Find the lines in these entries that include the word "Room" and state how many there are, with no other words.

Data entries:
★ ★ ★
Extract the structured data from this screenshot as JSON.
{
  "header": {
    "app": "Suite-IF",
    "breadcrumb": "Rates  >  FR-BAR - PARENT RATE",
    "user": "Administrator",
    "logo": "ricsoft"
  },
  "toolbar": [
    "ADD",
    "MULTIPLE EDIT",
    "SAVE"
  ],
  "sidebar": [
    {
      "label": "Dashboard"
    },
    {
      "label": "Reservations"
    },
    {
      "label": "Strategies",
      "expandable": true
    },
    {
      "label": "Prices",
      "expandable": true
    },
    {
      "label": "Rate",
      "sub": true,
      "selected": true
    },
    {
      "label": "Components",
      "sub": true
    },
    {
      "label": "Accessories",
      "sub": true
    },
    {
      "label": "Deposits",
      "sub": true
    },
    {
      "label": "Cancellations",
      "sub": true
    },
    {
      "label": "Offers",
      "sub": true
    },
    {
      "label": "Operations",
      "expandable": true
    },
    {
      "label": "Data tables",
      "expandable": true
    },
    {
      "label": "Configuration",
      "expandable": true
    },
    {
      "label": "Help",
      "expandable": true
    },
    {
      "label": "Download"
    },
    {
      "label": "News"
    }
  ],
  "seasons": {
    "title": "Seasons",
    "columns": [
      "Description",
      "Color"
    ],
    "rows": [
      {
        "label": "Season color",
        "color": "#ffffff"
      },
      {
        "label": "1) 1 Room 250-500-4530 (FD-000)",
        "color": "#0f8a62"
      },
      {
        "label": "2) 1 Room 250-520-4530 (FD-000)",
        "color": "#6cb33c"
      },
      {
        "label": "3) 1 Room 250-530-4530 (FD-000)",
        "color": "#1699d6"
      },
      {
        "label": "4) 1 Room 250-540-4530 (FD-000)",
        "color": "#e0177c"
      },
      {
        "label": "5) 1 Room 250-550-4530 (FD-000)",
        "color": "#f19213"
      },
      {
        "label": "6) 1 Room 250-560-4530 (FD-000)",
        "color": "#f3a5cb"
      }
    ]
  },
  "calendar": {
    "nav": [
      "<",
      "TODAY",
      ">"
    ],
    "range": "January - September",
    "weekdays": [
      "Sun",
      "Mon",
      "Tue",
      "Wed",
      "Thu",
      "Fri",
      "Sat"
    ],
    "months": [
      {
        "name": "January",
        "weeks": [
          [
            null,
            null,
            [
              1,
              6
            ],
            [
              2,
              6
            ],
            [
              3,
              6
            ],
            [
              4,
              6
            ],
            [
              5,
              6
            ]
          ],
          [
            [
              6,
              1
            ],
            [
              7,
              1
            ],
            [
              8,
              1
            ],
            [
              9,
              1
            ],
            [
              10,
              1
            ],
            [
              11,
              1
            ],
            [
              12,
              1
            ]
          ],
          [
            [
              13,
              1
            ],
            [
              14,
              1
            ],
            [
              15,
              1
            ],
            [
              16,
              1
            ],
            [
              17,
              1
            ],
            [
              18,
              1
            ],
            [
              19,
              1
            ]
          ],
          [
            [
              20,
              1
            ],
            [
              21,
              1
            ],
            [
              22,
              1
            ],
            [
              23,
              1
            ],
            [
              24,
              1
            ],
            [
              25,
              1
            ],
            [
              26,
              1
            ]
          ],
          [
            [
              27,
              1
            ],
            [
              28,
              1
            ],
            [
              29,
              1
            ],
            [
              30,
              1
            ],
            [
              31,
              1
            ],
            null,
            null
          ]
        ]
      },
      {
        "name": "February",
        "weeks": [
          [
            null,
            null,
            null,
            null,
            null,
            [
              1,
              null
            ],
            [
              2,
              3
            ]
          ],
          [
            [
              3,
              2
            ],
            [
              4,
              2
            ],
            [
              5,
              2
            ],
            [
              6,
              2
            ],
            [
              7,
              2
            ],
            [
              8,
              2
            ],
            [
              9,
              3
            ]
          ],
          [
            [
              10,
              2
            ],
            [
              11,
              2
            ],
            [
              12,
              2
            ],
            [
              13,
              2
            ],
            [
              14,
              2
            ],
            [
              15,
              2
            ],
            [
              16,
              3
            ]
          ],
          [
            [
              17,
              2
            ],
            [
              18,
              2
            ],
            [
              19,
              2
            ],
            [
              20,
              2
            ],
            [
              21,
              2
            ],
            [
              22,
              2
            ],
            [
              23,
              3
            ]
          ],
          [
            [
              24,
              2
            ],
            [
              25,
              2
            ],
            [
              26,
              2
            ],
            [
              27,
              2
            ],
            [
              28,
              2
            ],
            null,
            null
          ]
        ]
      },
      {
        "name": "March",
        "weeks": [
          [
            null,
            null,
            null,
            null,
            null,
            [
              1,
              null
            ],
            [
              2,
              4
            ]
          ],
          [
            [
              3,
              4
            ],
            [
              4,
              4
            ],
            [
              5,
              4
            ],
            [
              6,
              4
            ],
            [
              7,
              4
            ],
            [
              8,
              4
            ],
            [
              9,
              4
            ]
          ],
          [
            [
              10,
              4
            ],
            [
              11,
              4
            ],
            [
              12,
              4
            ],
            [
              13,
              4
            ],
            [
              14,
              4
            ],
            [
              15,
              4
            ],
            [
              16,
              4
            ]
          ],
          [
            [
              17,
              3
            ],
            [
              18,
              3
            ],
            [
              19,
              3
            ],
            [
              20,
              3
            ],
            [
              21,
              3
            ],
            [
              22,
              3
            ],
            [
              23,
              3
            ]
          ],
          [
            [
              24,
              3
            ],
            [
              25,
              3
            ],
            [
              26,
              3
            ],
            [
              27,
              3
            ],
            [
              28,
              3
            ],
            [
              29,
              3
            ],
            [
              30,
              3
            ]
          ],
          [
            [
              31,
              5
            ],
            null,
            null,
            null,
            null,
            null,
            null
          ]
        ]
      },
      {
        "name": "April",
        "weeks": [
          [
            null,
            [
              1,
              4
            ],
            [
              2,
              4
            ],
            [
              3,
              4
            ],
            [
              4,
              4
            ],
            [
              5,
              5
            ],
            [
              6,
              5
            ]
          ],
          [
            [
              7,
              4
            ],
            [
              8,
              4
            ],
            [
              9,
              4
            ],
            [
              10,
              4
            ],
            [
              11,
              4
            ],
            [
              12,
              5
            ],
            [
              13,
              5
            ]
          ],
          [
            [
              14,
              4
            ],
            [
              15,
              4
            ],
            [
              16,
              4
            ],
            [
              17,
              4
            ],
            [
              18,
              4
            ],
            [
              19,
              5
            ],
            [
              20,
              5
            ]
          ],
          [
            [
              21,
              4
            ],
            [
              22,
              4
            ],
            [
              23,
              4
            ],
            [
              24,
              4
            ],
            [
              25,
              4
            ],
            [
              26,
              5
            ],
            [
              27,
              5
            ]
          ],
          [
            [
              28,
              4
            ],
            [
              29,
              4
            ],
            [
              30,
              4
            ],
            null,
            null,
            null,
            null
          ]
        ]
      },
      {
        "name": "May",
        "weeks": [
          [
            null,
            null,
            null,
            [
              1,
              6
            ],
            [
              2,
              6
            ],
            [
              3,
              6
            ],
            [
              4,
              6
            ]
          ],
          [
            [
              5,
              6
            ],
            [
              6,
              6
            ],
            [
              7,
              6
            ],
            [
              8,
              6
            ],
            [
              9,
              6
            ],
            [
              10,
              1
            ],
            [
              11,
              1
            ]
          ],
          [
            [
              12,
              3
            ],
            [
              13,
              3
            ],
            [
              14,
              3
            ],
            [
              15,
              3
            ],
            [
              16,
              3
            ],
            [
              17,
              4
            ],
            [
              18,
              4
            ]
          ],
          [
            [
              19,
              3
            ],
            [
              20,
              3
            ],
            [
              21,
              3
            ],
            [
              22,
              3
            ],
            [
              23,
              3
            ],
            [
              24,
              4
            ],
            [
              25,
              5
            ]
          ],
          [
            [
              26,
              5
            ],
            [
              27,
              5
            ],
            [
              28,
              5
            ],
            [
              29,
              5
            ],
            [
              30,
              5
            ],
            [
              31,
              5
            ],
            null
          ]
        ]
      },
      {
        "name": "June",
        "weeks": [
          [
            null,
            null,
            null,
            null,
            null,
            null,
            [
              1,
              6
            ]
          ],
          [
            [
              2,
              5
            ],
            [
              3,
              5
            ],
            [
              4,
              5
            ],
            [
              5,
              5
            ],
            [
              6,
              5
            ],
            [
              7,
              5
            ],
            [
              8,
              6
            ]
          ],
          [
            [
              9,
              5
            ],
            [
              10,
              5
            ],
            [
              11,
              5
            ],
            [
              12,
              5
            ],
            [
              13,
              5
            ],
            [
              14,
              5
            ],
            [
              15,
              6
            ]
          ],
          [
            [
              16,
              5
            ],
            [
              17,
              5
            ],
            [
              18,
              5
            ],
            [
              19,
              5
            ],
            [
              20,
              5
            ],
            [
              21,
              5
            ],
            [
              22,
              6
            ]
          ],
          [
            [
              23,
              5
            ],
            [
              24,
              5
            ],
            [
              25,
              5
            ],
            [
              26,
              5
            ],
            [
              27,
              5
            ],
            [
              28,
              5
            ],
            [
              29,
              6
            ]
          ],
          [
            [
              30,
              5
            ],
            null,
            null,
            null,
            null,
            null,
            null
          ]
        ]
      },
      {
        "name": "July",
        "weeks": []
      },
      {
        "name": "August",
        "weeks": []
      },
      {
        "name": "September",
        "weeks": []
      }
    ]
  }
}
★ ★ ★
FULL ANSWER. 6